• The request
Tally the rows that contain the string "logo", and reply with that number alone.

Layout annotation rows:
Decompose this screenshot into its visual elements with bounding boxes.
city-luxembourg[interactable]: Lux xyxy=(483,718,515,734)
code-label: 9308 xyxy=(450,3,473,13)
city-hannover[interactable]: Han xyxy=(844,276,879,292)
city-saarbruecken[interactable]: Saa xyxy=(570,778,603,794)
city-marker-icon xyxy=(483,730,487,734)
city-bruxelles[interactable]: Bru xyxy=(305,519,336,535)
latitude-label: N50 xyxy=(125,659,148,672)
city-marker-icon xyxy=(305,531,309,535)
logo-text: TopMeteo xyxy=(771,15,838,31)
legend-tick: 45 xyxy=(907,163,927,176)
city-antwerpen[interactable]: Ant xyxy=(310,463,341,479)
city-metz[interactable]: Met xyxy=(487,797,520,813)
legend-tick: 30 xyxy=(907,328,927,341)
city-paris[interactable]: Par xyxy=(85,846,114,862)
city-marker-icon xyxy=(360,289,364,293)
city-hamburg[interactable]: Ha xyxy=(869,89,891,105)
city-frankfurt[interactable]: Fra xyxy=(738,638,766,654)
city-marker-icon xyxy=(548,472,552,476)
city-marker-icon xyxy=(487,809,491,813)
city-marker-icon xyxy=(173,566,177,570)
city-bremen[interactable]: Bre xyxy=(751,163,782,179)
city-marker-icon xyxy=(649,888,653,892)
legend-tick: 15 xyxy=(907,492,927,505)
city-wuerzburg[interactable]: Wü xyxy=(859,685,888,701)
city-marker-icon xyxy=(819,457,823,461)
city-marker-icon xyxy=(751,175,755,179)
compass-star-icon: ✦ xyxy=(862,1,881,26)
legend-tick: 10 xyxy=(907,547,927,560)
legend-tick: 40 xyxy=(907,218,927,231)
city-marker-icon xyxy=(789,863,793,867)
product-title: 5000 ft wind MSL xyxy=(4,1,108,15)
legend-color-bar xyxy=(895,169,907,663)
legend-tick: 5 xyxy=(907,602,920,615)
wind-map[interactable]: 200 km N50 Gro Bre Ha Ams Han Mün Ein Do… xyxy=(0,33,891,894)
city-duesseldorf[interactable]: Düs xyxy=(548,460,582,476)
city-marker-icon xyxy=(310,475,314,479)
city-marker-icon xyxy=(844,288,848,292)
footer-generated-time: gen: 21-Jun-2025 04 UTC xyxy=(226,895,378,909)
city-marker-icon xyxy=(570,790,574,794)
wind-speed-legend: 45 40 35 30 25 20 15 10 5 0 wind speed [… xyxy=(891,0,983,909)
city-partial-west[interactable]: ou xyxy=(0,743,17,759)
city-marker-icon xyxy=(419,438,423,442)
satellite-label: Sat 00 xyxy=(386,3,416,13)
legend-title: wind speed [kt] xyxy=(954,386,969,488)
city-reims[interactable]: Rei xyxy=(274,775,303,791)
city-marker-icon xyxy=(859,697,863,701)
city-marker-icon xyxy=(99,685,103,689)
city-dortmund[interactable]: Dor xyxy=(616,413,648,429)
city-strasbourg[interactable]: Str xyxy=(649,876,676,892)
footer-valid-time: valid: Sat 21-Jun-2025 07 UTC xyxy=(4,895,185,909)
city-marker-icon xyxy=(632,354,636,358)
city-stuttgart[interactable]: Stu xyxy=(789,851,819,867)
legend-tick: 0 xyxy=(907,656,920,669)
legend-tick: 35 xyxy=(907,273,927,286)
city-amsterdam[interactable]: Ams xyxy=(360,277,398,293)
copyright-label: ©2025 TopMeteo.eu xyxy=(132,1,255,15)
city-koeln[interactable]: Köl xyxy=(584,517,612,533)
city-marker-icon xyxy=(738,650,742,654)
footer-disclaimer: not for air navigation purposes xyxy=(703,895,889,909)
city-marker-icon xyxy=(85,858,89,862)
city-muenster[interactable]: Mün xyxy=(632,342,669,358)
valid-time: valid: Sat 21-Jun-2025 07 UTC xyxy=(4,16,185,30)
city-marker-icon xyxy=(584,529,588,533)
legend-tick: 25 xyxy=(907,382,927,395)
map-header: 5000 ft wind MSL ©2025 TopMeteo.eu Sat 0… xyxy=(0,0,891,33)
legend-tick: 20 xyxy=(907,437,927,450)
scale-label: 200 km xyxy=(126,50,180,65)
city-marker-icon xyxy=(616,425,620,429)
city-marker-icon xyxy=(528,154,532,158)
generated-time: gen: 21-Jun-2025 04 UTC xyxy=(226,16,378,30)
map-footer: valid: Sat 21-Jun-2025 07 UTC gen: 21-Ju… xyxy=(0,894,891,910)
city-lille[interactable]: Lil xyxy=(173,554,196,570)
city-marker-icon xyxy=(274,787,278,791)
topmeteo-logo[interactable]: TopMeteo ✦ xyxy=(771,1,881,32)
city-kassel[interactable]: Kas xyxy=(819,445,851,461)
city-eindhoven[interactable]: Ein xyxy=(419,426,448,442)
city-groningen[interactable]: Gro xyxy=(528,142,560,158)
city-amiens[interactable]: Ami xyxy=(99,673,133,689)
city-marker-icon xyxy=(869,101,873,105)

• Answer for this exercise
2